◆ **THE TASK**:
Copy every line of the records below where the word "вышла" occurs.

◆ **INPUT ROWS**:
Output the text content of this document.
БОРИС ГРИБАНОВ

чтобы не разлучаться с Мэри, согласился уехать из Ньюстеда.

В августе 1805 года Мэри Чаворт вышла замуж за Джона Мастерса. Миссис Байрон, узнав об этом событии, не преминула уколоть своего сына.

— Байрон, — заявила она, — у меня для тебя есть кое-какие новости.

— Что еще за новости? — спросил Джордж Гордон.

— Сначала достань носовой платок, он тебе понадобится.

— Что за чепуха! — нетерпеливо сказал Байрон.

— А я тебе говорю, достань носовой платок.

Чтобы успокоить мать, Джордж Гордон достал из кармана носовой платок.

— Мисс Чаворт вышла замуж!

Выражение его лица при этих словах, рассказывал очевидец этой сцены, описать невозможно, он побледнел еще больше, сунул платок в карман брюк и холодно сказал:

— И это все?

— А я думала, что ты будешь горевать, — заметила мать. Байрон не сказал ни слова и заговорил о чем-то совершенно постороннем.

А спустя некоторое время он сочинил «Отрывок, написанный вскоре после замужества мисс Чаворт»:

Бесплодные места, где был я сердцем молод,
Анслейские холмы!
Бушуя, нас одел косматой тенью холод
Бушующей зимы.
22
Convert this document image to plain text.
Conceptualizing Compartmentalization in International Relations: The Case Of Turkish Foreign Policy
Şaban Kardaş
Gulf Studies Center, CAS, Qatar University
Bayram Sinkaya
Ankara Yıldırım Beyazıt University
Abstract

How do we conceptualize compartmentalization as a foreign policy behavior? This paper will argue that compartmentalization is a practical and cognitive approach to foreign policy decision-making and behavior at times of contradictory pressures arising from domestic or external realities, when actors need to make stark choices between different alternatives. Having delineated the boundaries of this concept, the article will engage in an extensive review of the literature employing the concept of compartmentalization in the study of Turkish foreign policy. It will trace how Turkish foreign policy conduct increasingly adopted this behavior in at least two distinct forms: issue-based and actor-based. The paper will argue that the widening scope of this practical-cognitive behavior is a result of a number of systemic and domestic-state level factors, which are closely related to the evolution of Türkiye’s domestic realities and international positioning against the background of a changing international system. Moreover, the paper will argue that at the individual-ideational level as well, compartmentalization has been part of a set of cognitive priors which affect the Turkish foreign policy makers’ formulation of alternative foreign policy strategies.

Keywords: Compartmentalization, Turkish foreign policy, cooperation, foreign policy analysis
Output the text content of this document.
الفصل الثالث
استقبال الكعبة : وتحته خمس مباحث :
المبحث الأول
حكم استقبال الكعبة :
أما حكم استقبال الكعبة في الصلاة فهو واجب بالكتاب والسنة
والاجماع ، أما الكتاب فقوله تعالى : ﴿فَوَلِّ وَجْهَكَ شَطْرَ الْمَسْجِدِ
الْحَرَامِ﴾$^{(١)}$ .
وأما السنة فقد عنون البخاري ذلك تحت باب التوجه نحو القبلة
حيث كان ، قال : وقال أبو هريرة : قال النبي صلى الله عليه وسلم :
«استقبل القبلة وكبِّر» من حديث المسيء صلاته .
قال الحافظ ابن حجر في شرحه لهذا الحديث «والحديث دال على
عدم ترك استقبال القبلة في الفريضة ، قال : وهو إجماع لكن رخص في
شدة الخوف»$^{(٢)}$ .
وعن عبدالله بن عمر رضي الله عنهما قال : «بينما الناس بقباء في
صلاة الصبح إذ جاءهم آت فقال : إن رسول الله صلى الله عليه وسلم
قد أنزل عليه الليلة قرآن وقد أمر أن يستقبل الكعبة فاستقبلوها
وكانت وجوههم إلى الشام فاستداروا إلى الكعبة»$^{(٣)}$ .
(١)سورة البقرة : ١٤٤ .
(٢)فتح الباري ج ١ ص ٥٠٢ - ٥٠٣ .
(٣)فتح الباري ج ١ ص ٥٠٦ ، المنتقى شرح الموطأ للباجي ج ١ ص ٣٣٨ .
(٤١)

◆ **TASK ANSWER**:
В августе 1805 года Мэри Чаворт вышла замуж за Джона Мастерса. Миссис Байрон, узнав об этом событии, не преминула уколоть своего сына.
— Мисс Чаворт вышла замуж!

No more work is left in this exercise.